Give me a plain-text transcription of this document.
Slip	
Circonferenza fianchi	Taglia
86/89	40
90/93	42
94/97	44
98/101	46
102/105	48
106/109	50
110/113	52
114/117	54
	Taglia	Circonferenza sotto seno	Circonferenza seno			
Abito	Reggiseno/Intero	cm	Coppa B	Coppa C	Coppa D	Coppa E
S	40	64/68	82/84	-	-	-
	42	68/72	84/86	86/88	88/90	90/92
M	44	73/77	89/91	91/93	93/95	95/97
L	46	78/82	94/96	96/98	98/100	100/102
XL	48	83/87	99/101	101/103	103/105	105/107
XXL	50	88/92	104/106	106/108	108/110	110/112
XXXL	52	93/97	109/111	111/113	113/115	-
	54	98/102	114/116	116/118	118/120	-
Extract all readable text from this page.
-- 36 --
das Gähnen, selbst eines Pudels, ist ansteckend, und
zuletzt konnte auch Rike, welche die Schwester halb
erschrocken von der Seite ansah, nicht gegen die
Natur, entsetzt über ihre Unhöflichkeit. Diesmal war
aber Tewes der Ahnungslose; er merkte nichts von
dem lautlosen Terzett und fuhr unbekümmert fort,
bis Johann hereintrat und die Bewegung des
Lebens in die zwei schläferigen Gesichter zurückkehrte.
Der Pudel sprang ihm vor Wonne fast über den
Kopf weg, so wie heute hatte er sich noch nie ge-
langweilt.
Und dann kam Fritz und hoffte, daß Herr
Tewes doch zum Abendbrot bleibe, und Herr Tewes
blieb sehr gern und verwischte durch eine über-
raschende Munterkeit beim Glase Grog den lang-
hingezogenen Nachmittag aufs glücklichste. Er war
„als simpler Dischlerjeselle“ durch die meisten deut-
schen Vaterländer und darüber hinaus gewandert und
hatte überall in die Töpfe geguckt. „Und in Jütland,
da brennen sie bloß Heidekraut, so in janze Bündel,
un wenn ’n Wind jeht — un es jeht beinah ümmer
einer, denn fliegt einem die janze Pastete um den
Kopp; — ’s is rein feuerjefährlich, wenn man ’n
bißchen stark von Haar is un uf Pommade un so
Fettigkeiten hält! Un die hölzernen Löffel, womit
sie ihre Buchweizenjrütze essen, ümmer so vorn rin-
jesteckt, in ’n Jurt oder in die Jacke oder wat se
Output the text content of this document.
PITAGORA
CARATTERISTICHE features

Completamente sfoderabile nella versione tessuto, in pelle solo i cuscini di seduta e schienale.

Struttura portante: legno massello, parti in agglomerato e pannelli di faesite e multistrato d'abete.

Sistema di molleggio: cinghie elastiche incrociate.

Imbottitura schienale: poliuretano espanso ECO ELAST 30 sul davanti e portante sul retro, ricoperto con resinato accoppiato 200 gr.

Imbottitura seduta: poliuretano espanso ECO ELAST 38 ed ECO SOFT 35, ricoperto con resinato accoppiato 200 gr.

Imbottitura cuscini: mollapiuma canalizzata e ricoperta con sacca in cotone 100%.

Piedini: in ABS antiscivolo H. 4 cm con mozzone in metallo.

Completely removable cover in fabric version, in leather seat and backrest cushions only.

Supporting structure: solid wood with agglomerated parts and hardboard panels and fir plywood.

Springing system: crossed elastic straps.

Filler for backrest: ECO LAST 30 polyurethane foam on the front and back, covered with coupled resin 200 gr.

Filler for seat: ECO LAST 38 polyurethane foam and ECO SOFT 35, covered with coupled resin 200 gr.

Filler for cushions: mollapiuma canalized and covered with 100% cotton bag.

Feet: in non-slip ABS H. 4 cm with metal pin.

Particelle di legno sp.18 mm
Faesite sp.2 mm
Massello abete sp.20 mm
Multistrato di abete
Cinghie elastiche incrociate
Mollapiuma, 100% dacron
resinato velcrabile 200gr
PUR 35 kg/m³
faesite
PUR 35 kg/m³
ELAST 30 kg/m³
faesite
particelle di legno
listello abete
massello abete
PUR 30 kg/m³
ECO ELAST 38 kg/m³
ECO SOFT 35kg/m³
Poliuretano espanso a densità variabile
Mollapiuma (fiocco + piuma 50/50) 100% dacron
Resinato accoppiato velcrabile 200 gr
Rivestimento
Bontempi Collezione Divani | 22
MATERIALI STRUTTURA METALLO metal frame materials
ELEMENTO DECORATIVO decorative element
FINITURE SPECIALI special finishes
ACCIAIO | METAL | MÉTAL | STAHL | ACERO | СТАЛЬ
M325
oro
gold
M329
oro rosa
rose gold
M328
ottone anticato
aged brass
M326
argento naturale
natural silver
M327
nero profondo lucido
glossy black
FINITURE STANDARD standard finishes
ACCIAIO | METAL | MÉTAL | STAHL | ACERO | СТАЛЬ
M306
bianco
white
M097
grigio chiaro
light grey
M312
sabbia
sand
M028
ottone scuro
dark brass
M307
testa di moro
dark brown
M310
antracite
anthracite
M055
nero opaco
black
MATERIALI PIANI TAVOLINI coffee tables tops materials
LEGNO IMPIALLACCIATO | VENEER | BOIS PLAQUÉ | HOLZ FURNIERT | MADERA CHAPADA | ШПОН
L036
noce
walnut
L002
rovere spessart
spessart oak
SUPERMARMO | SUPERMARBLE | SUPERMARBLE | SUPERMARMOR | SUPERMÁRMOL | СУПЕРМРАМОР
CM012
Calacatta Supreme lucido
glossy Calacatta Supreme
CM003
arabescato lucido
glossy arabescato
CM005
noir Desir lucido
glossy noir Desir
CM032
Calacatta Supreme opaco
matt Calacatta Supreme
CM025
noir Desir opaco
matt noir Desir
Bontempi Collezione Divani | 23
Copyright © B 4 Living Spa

→ **Task statement**: All the data must be duplicated exactly, with nothing added or removed.

→ **Final result**:
Give me a plain-text transcription of this document.
Slip	
Circonferenza fianchi	Taglia
86/89	40
90/93	42
94/97	44
98/101	46
102/105	48
106/109	50
110/113	52
114/117	54
	Taglia	Circonferenza sotto seno	Circonferenza seno			
Abito	Reggiseno/Intero	cm	Coppa B	Coppa C	Coppa D	Coppa E
S	40	64/68	82/84	-	-	-
	42	68/72	84/86	86/88	88/90	90/92
M	44	73/77	89/91	91/93	93/95	95/97
L	46	78/82	94/96	96/98	98/100	100/102
XL	48	83/87	99/101	101/103	103/105	105/107
XXL	50	88/92	104/106	106/108	108/110	110/112
XXXL	52	93/97	109/111	111/113	113/115	-
	54	98/102	114/116	116/118	118/120	-
Extract all readable text from this page.
-- 36 --
das Gähnen, selbst eines Pudels, ist ansteckend, und
zuletzt konnte auch Rike, welche die Schwester halb
erschrocken von der Seite ansah, nicht gegen die
Natur, entsetzt über ihre Unhöflichkeit. Diesmal war
aber Tewes der Ahnungslose; er merkte nichts von
dem lautlosen Terzett und fuhr unbekümmert fort,
bis Johann hereintrat und die Bewegung des
Lebens in die zwei schläferigen Gesichter zurückkehrte.
Der Pudel sprang ihm vor Wonne fast über den
Kopf weg, so wie heute hatte er sich noch nie ge-
langweilt.
Und dann kam Fritz und hoffte, daß Herr
Tewes doch zum Abendbrot bleibe, und Herr Tewes
blieb sehr gern und verwischte durch eine über-
raschende Munterkeit beim Glase Grog den lang-
hingezogenen Nachmittag aufs glücklichste. Er war
„als simpler Dischlerjeselle“ durch die meisten deut-
schen Vaterländer und darüber hinaus gewandert und
hatte überall in die Töpfe geguckt. „Und in Jütland,
da brennen sie bloß Heidekraut, so in janze Bündel,
un wenn ’n Wind jeht — un es jeht beinah ümmer
einer, denn fliegt einem die janze Pastete um den
Kopp; — ’s is rein feuerjefährlich, wenn man ’n
bißchen stark von Haar is un uf Pommade un so
Fettigkeiten hält! Un die hölzernen Löffel, womit
sie ihre Buchweizenjrütze essen, ümmer so vorn rin-
jesteckt, in ’n Jurt oder in die Jacke oder wat se
Output the text content of this document.
PITAGORA
CARATTERISTICHE features

Completamente sfoderabile nella versione tessuto, in pelle solo i cuscini di seduta e schienale.

Struttura portante: legno massello, parti in agglomerato e pannelli di faesite e multistrato d'abete.

Sistema di molleggio: cinghie elastiche incrociate.

Imbottitura schienale: poliuretano espanso ECO ELAST 30 sul davanti e portante sul retro, ricoperto con resinato accoppiato 200 gr.

Imbottitura seduta: poliuretano espanso ECO ELAST 38 ed ECO SOFT 35, ricoperto con resinato accoppiato 200 gr.

Imbottitura cuscini: mollapiuma canalizzata e ricoperta con sacca in cotone 100%.

Piedini: in ABS antiscivolo H. 4 cm con mozzone in metallo.

Completely removable cover in fabric version, in leather seat and backrest cushions only.

Supporting structure: solid wood with agglomerated parts and hardboard panels and fir plywood.

Springing system: crossed elastic straps.

Filler for backrest: ECO LAST 30 polyurethane foam on the front and back, covered with coupled resin 200 gr.

Filler for seat: ECO LAST 38 polyurethane foam and ECO SOFT 35, covered with coupled resin 200 gr.

Filler for cushions: mollapiuma canalized and covered with 100% cotton bag.

Feet: in non-slip ABS H. 4 cm with metal pin.

Particelle di legno sp.18 mm
Faesite sp.2 mm
Massello abete sp.20 mm
Multistrato di abete
Cinghie elastiche incrociate
Mollapiuma, 100% dacron
resinato velcrabile 200gr
PUR 35 kg/m³
faesite
PUR 35 kg/m³
ELAST 30 kg/m³
faesite
particelle di legno
listello abete
massello abete
PUR 30 kg/m³
ECO ELAST 38 kg/m³
ECO SOFT 35kg/m³
Poliuretano espanso a densità variabile
Mollapiuma (fiocco + piuma 50/50) 100% dacron
Resinato accoppiato velcrabile 200 gr
Rivestimento
Bontempi Collezione Divani | 22
MATERIALI STRUTTURA METALLO metal frame materials
ELEMENTO DECORATIVO decorative element
FINITURE SPECIALI special finishes
ACCIAIO | METAL | MÉTAL | STAHL | ACERO | СТАЛЬ
M325
oro
gold
M329
oro rosa
rose gold
M328
ottone anticato
aged brass
M326
argento naturale
natural silver
M327
nero profondo lucido
glossy black
FINITURE STANDARD standard finishes
ACCIAIO | METAL | MÉTAL | STAHL | ACERO | СТАЛЬ
M306
bianco
white
M097
grigio chiaro
light grey
M312
sabbia
sand
M028
ottone scuro
dark brass
M307
testa di moro
dark brown
M310
antracite
anthracite
M055
nero opaco
black
MATERIALI PIANI TAVOLINI coffee tables tops materials
LEGNO IMPIALLACCIATO | VENEER | BOIS PLAQUÉ | HOLZ FURNIERT | MADERA CHAPADA | ШПОН
L036
noce
walnut
L002
rovere spessart
spessart oak
SUPERMARMO | SUPERMARBLE | SUPERMARBLE | SUPERMARMOR | SUPERMÁRMOL | СУПЕРМРАМОР
CM012
Calacatta Supreme lucido
glossy Calacatta Supreme
CM003
arabescato lucido
glossy arabescato
CM005
noir Desir lucido
glossy noir Desir
CM032
Calacatta Supreme opaco
matt Calacatta Supreme
CM025
noir Desir opaco
matt noir Desir
Bontempi Collezione Divani | 23
Copyright © B 4 Living Spa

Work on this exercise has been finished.